_The problem_: Every line must be returned precisely as it is written.

Entries from a dataset:
__________

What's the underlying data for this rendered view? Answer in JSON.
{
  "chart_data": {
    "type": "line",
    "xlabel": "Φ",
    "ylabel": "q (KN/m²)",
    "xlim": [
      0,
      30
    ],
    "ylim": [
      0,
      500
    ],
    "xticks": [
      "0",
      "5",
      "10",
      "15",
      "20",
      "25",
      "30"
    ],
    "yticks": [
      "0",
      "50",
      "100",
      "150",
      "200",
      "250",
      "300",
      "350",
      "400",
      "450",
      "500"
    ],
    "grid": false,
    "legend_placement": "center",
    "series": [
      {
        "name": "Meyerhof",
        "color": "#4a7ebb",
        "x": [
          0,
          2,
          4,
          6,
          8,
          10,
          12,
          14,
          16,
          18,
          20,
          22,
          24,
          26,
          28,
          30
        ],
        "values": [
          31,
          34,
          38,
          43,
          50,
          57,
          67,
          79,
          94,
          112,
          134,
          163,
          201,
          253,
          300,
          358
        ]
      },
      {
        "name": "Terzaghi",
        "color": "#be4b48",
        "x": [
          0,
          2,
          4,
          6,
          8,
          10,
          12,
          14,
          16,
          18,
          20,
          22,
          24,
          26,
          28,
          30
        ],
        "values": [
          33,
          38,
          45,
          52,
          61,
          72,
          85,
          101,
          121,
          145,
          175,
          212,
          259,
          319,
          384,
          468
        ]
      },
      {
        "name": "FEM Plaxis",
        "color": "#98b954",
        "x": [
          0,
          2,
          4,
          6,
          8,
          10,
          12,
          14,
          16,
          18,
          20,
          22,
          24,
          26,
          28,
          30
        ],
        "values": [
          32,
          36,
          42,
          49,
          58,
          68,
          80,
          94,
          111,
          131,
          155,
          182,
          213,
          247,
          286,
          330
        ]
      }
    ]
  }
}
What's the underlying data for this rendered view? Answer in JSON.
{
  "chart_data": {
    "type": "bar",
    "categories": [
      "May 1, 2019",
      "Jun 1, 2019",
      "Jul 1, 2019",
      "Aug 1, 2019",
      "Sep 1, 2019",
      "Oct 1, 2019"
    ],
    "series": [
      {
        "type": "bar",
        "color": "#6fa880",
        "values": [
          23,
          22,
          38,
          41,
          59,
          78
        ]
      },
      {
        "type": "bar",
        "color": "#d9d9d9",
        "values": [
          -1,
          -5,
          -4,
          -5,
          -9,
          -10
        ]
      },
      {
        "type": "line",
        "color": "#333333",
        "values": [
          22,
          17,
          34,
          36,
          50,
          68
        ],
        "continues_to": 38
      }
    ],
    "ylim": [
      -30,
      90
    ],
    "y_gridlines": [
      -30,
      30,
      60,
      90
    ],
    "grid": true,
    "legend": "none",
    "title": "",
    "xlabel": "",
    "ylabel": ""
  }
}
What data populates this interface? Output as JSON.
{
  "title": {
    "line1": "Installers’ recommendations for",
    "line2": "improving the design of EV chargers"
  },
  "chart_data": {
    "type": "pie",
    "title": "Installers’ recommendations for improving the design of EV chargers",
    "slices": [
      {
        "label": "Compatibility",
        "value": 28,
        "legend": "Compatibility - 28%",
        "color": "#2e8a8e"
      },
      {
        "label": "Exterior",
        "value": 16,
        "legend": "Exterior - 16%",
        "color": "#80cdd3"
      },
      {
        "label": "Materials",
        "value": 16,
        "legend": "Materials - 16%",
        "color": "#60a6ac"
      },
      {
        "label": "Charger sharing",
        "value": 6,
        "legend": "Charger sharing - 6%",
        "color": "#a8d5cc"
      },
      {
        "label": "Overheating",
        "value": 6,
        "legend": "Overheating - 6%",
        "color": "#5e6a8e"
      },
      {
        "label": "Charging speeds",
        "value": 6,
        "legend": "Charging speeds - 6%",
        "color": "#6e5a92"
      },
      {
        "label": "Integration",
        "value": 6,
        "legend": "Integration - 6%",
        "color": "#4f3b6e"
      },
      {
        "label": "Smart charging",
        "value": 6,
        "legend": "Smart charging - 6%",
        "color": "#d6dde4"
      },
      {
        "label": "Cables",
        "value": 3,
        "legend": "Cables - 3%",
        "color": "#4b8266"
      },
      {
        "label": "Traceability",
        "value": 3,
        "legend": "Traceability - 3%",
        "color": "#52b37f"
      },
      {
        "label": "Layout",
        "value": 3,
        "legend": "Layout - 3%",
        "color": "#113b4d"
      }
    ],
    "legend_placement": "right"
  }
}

__________

_Reply_:
What's the underlying data for this rendered view? Answer in JSON.
{
  "chart_data": {
    "type": "line",
    "xlabel": "Φ",
    "ylabel": "q (KN/m²)",
    "xlim": [
      0,
      30
    ],
    "ylim": [
      0,
      500
    ],
    "xticks": [
      "0",
      "5",
      "10",
      "15",
      "20",
      "25",
      "30"
    ],
    "yticks": [
      "0",
      "50",
      "100",
      "150",
      "200",
      "250",
      "300",
      "350",
      "400",
      "450",
      "500"
    ],
    "grid": false,
    "legend_placement": "center",
    "series": [
      {
        "name": "Meyerhof",
        "color": "#4a7ebb",
        "x": [
          0,
          2,
          4,
          6,
          8,
          10,
          12,
          14,
          16,
          18,
          20,
          22,
          24,
          26,
          28,
          30
        ],
        "values": [
          31,
          34,
          38,
          43,
          50,
          57,
          67,
          79,
          94,
          112,
          134,
          163,
          201,
          253,
          300,
          358
        ]
      },
      {
        "name": "Terzaghi",
        "color": "#be4b48",
        "x": [
          0,
          2,
          4,
          6,
          8,
          10,
          12,
          14,
          16,
          18,
          20,
          22,
          24,
          26,
          28,
          30
        ],
        "values": [
          33,
          38,
          45,
          52,
          61,
          72,
          85,
          101,
          121,
          145,
          175,
          212,
          259,
          319,
          384,
          468
        ]
      },
      {
        "name": "FEM Plaxis",
        "color": "#98b954",
        "x": [
          0,
          2,
          4,
          6,
          8,
          10,
          12,
          14,
          16,
          18,
          20,
          22,
          24,
          26,
          28,
          30
        ],
        "values": [
          32,
          36,
          42,
          49,
          58,
          68,
          80,
          94,
          111,
          131,
          155,
          182,
          213,
          247,
          286,
          330
        ]
      }
    ]
  }
}
What's the underlying data for this rendered view? Answer in JSON.
{
  "chart_data": {
    "type": "bar",
    "categories": [
      "May 1, 2019",
      "Jun 1, 2019",
      "Jul 1, 2019",
      "Aug 1, 2019",
      "Sep 1, 2019",
      "Oct 1, 2019"
    ],
    "series": [
      {
        "type": "bar",
        "color": "#6fa880",
        "values": [
          23,
          22,
          38,
          41,
          59,
          78
        ]
      },
      {
        "type": "bar",
        "color": "#d9d9d9",
        "values": [
          -1,
          -5,
          -4,
          -5,
          -9,
          -10
        ]
      },
      {
        "type": "line",
        "color": "#333333",
        "values": [
          22,
          17,
          34,
          36,
          50,
          68
        ],
        "continues_to": 38
      }
    ],
    "ylim": [
      -30,
      90
    ],
    "y_gridlines": [
      -30,
      30,
      60,
      90
    ],
    "grid": true,
    "legend": "none",
    "title": "",
    "xlabel": "",
    "ylabel": ""
  }
}
What data populates this interface? Output as JSON.
{
  "title": {
    "line1": "Installers’ recommendations for",
    "line2": "improving the design of EV chargers"
  },
  "chart_data": {
    "type": "pie",
    "title": "Installers’ recommendations for improving the design of EV chargers",
    "slices": [
      {
        "label": "Compatibility",
        "value": 28,
        "legend": "Compatibility - 28%",
        "color": "#2e8a8e"
      },
      {
        "label": "Exterior",
        "value": 16,
        "legend": "Exterior - 16%",
        "color": "#80cdd3"
      },
      {
        "label": "Materials",
        "value": 16,
        "legend": "Materials - 16%",
        "color": "#60a6ac"
      },
      {
        "label": "Charger sharing",
        "value": 6,
        "legend": "Charger sharing - 6%",
        "color": "#a8d5cc"
      },
      {
        "label": "Overheating",
        "value": 6,
        "legend": "Overheating - 6%",
        "color": "#5e6a8e"
      },
      {
        "label": "Charging speeds",
        "value": 6,
        "legend": "Charging speeds - 6%",
        "color": "#6e5a92"
      },
      {
        "label": "Integration",
        "value": 6,
        "legend": "Integration - 6%",
        "color": "#4f3b6e"
      },
      {
        "label": "Smart charging",
        "value": 6,
        "legend": "Smart charging - 6%",
        "color": "#d6dde4"
      },
      {
        "label": "Cables",
        "value": 3,
        "legend": "Cables - 3%",
        "color": "#4b8266"
      },
      {
        "label": "Traceability",
        "value": 3,
        "legend": "Traceability - 3%",
        "color": "#52b37f"
      },
      {
        "label": "Layout",
        "value": 3,
        "legend": "Layout - 3%",
        "color": "#113b4d"
      }
    ],
    "legend_placement": "right"
  }
}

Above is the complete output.